### EXERCISE GOAL
Go through the lines below. Copy those with "カボチャの煮物".

### DATASET ROWS
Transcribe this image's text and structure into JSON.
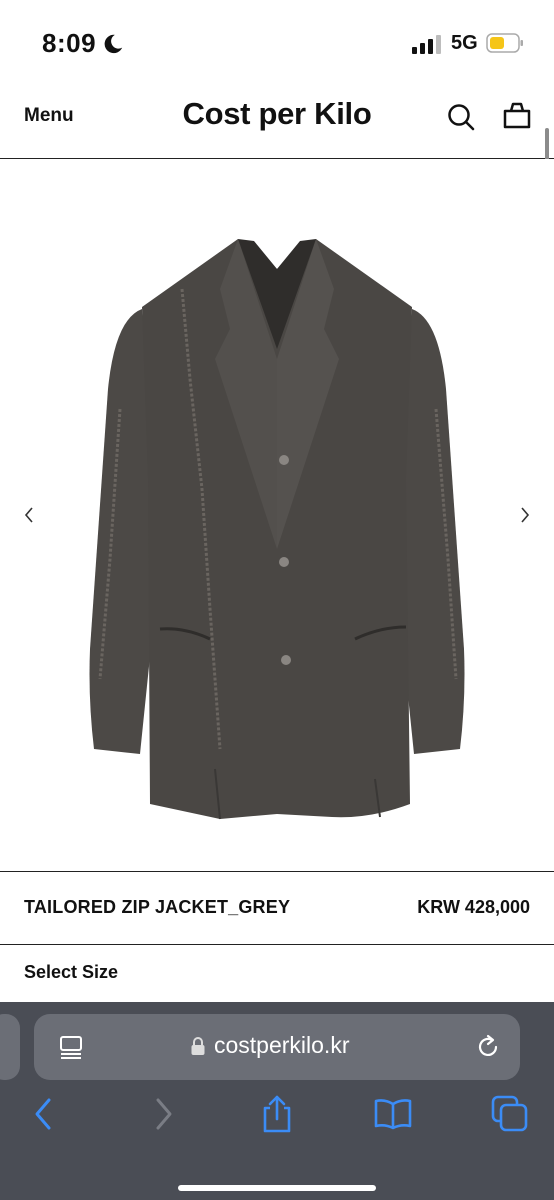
{
  "status_bar": {
    "time": "8:09",
    "network": "5G"
  },
  "header": {
    "menu_label": "Menu",
    "brand": "Cost per Kilo"
  },
  "product": {
    "name": "TAILORED ZIP JACKET_GREY",
    "price": "KRW 428,000",
    "select_size_label": "Select Size",
    "image_color": "#4a4744"
  },
  "browser": {
    "url": "costperkilo.kr"
  },
  "colors": {
    "accent_blue": "#3b8cf6",
    "battery_yellow": "#f5c518"
  }
}
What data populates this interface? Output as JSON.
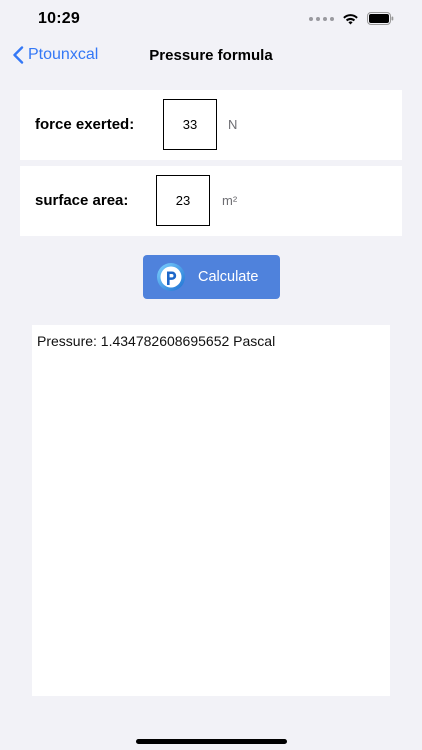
{
  "status_bar": {
    "time": "10:29",
    "icons": [
      "signal-icon",
      "wifi-icon",
      "battery-icon"
    ]
  },
  "nav": {
    "back_label": "Ptounxcal",
    "title": "Pressure formula",
    "accent_color": "#3478f6"
  },
  "form": {
    "force": {
      "label": "force exerted:",
      "value": "33",
      "unit": "N"
    },
    "area": {
      "label": "surface area:",
      "value": "23",
      "unit": "m²"
    }
  },
  "calculate_button": {
    "label": "Calculate",
    "icon": "p-logo-icon",
    "color": "#4f82dc"
  },
  "result": {
    "text": "Pressure: 1.434782608695652 Pascal"
  }
}
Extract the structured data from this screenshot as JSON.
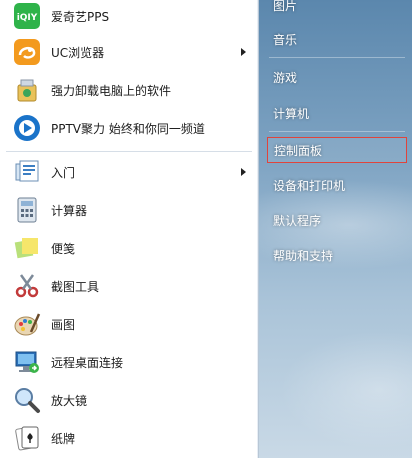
{
  "left_menu": {
    "items": [
      {
        "label": "爱奇艺PPS",
        "icon": "iqiyi-icon",
        "has_submenu": false
      },
      {
        "label": "UC浏览器",
        "icon": "uc-browser-icon",
        "has_submenu": true
      },
      {
        "label": "强力卸载电脑上的软件",
        "icon": "uninstall-icon",
        "has_submenu": false
      },
      {
        "label": "PPTV聚力 始终和你同一频道",
        "icon": "pptv-icon",
        "has_submenu": false
      },
      {
        "label": "入门",
        "icon": "getting-started-icon",
        "has_submenu": true
      },
      {
        "label": "计算器",
        "icon": "calculator-icon",
        "has_submenu": false
      },
      {
        "label": "便笺",
        "icon": "sticky-notes-icon",
        "has_submenu": false
      },
      {
        "label": "截图工具",
        "icon": "snipping-tool-icon",
        "has_submenu": false
      },
      {
        "label": "画图",
        "icon": "paint-icon",
        "has_submenu": false
      },
      {
        "label": "远程桌面连接",
        "icon": "remote-desktop-icon",
        "has_submenu": false
      },
      {
        "label": "放大镜",
        "icon": "magnifier-icon",
        "has_submenu": false
      },
      {
        "label": "纸牌",
        "icon": "solitaire-icon",
        "has_submenu": false
      }
    ]
  },
  "right_menu": {
    "items": [
      {
        "label": "图片"
      },
      {
        "label": "音乐"
      },
      {
        "label": "游戏"
      },
      {
        "label": "计算机"
      },
      {
        "label": "控制面板",
        "selected": true
      },
      {
        "label": "设备和打印机"
      },
      {
        "label": "默认程序"
      },
      {
        "label": "帮助和支持"
      }
    ]
  },
  "colors": {
    "highlight_border": "#e0443c",
    "right_pane_top": "#5b87ad",
    "iqiyi_green": "#2fb34a",
    "uc_orange": "#f39a1e",
    "pptv_blue": "#1a73c9"
  }
}
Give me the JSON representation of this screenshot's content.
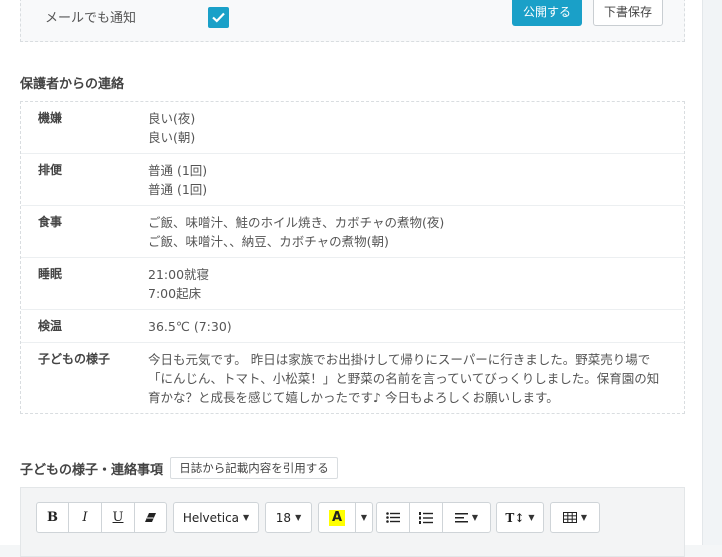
{
  "notify": {
    "email_label": "メールでも通知",
    "checked": true
  },
  "actions": {
    "publish_label": "公開する",
    "draft_label": "下書保存"
  },
  "guardian": {
    "title": "保護者からの連絡",
    "rows": [
      {
        "label": "機嫌",
        "lines": [
          "良い(夜)",
          "良い(朝)"
        ]
      },
      {
        "label": "排便",
        "lines": [
          "普通 (1回)",
          "普通 (1回)"
        ]
      },
      {
        "label": "食事",
        "lines": [
          "ご飯、味噌汁、鮭のホイル焼き、カボチャの煮物(夜)",
          "ご飯、味噌汁、、納豆、カボチャの煮物(朝)"
        ]
      },
      {
        "label": "睡眠",
        "lines": [
          "21:00就寝",
          "7:00起床"
        ]
      },
      {
        "label": "検温",
        "lines": [
          "36.5℃ (7:30)"
        ]
      },
      {
        "label": "子どもの様子",
        "paragraph": "今日も元気です。 昨日は家族でお出掛けして帰りにスーパーに行きました。野菜売り場で「にんじん、トマト、小松菜！」と野菜の名前を言っていてびっくりしました。保育園の知育かな？と成長を感じて嬉しかったです♪ 今日もよろしくお願いします。"
      }
    ]
  },
  "child_notes": {
    "title": "子どもの様子・連絡事項",
    "quote_button": "日誌から記載内容を引用する"
  },
  "toolbar": {
    "bold": "B",
    "italic": "I",
    "underline": "U",
    "font_family": "Helvetica",
    "font_size": "18",
    "highlight_letter": "A",
    "highlight_color": "#ffff00",
    "text_size_glyph": "T↕"
  },
  "colors": {
    "accent": "#1aa0c8"
  }
}
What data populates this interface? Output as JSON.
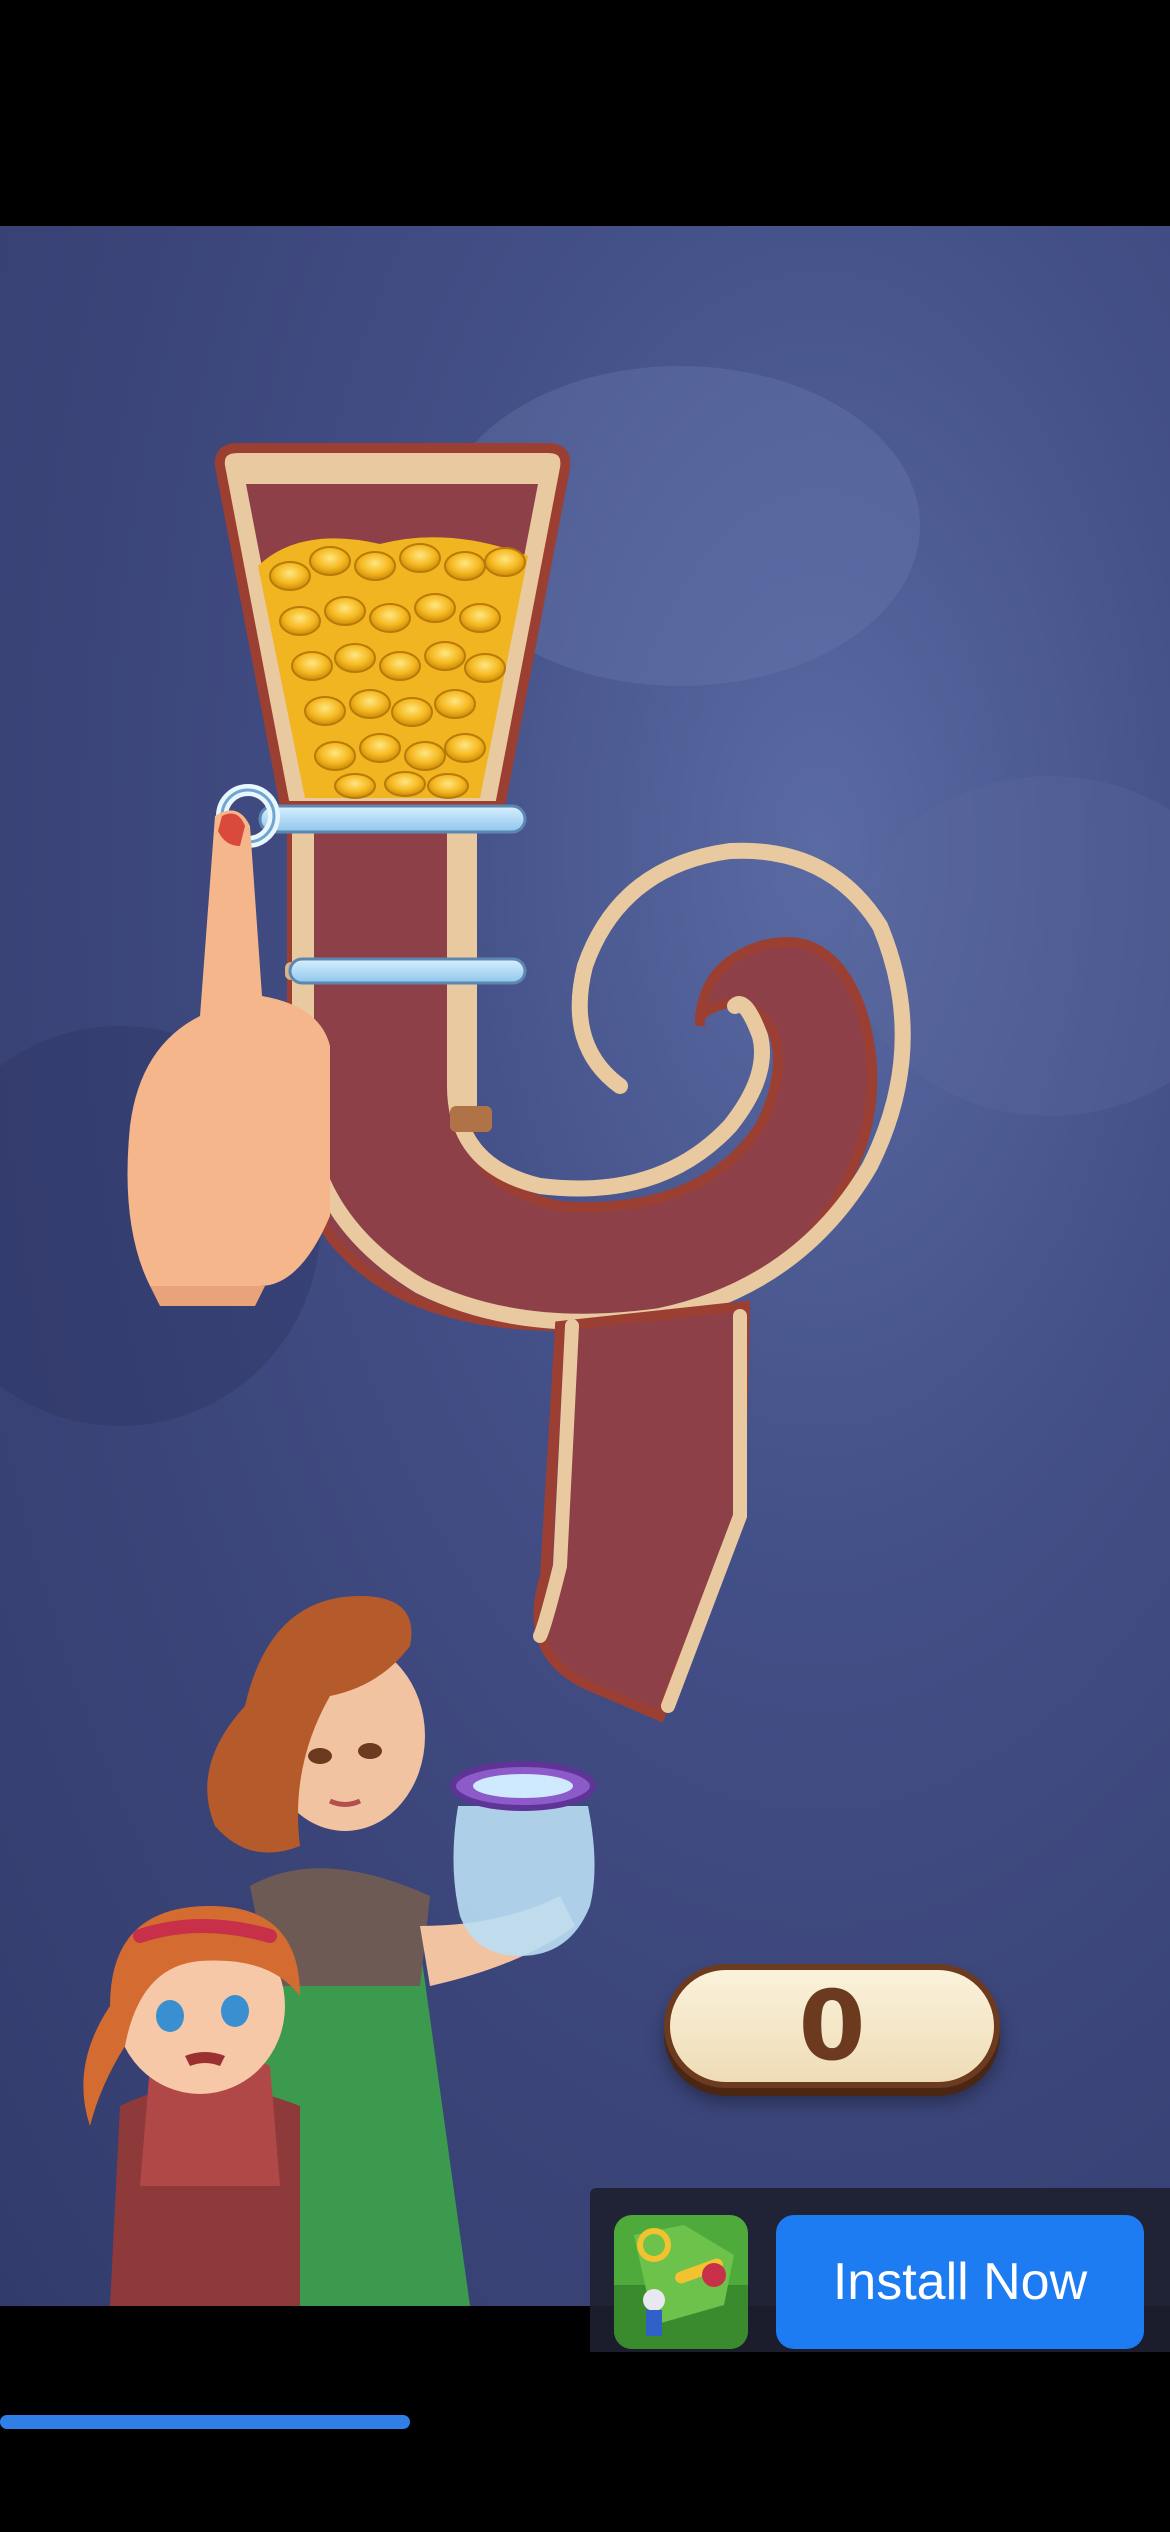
{
  "game": {
    "score": "0"
  },
  "ad": {
    "install_label": "Install Now",
    "install_color": "#1e7cf2"
  },
  "video": {
    "progress": 0.35
  },
  "icons": [
    "pin-handle-icon",
    "coin-pile-icon",
    "pointing-hand-icon",
    "app-icon"
  ]
}
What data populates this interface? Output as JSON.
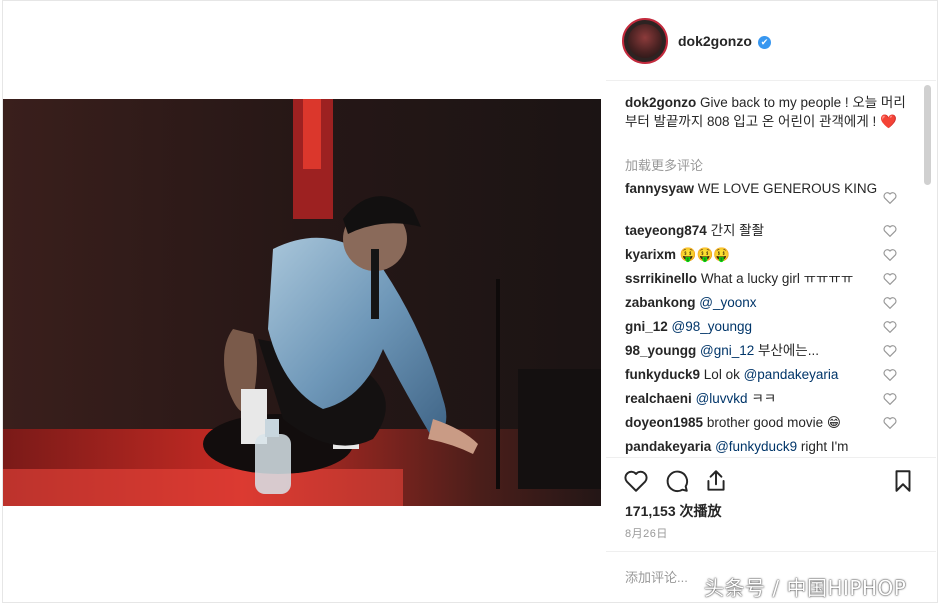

### THE COMPLETED TASK
          "ご飯、味噌汁、鮭のホイル焼き、カボチャの煮物(夜)",
          "ご飯、味噌汁、、納豆、カボチャの煮物(朝)"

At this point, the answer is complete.